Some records

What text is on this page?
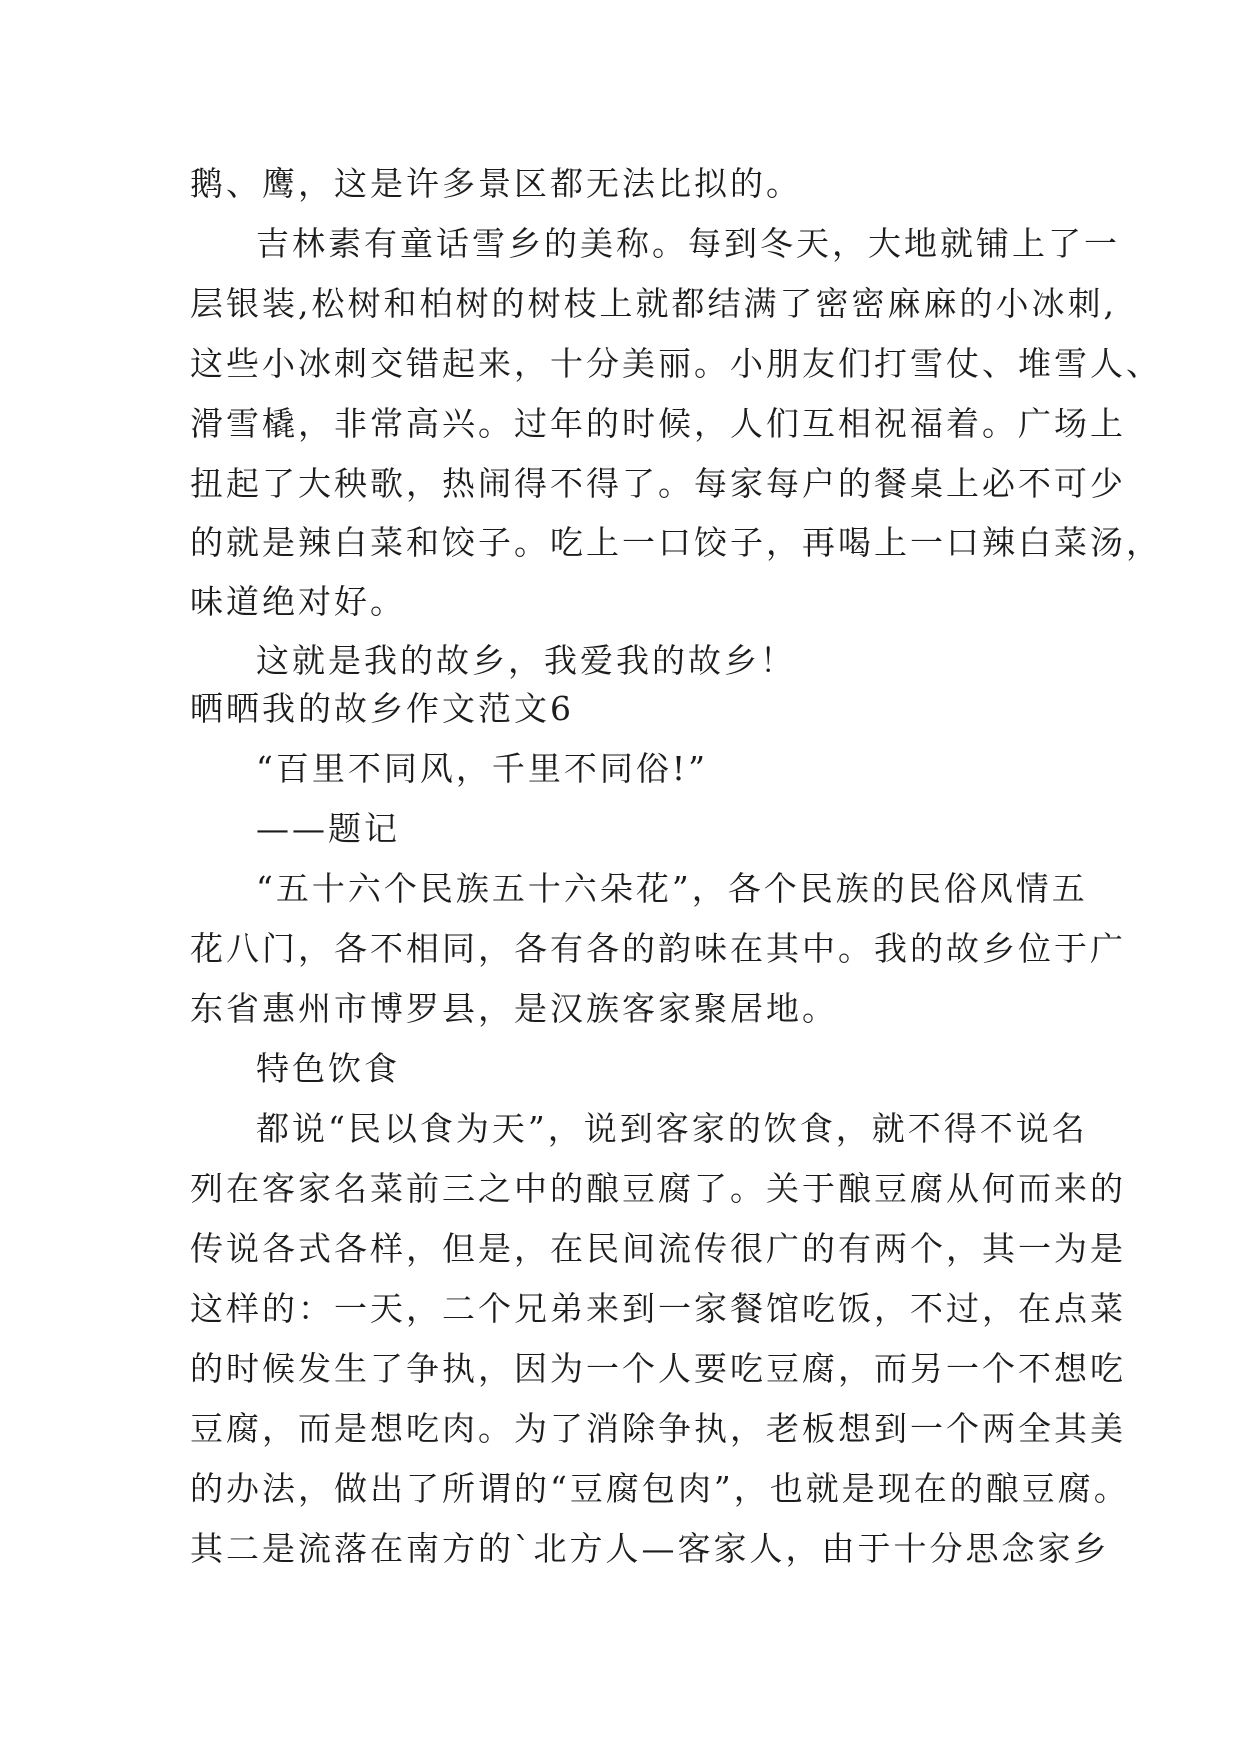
鹅、鹰，这是许多景区都无法比拟的。
吉林素有童话雪乡的美称。每到冬天，大地就铺上了一
层银装,松树和柏树的树枝上就都结满了密密麻麻的小冰刺,
这些小冰刺交错起来，十分美丽。小朋友们打雪仗、堆雪人、
滑雪橇，非常高兴。过年的时候，人们互相祝福着。广场上
扭起了大秧歌，热闹得不得了。每家每户的餐桌上必不可少
的就是辣白菜和饺子。吃上一口饺子，再喝上一口辣白菜汤，
味道绝对好。
这就是我的故乡，我爱我的故乡！
晒晒我的故乡作文范文6
“百里不同风，千里不同俗!”
——题记
“五十六个民族五十六朵花”，各个民族的民俗风情五
花八门，各不相同，各有各的韵味在其中。我的故乡位于广
东省惠州市博罗县，是汉族客家聚居地。
特色饮食
都说“民以食为天”，说到客家的饮食，就不得不说名
列在客家名菜前三之中的酿豆腐了。关于酿豆腐从何而来的
传说各式各样，但是，在民间流传很广的有两个，其一为是
这样的：一天，二个兄弟来到一家餐馆吃饭，不过，在点菜
的时候发生了争执，因为一个人要吃豆腐，而另一个不想吃
豆腐，而是想吃肉。为了消除争执，老板想到一个两全其美
的办法，做出了所谓的“豆腐包肉”，也就是现在的酿豆腐。
其二是流落在南方的`北方人—客家人，由于十分思念家乡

_Exercise objective_.
Pictures in the records above are left out; print everything else exactly as written.

_Written reply_.
What text is on this page?
鹅、鹰，这是许多景区都无法比拟的。
吉林素有童话雪乡的美称。每到冬天，大地就铺上了一
层银装,松树和柏树的树枝上就都结满了密密麻麻的小冰刺,
这些小冰刺交错起来，十分美丽。小朋友们打雪仗、堆雪人、
滑雪橇，非常高兴。过年的时候，人们互相祝福着。广场上
扭起了大秧歌，热闹得不得了。每家每户的餐桌上必不可少
的就是辣白菜和饺子。吃上一口饺子，再喝上一口辣白菜汤，
味道绝对好。
这就是我的故乡，我爱我的故乡！
晒晒我的故乡作文范文6
“百里不同风，千里不同俗!”
——题记
“五十六个民族五十六朵花”，各个民族的民俗风情五
花八门，各不相同，各有各的韵味在其中。我的故乡位于广
东省惠州市博罗县，是汉族客家聚居地。
特色饮食
都说“民以食为天”，说到客家的饮食，就不得不说名
列在客家名菜前三之中的酿豆腐了。关于酿豆腐从何而来的
传说各式各样，但是，在民间流传很广的有两个，其一为是
这样的：一天，二个兄弟来到一家餐馆吃饭，不过，在点菜
的时候发生了争执，因为一个人要吃豆腐，而另一个不想吃
豆腐，而是想吃肉。为了消除争执，老板想到一个两全其美
的办法，做出了所谓的“豆腐包肉”，也就是现在的酿豆腐。
其二是流落在南方的`北方人—客家人，由于十分思念家乡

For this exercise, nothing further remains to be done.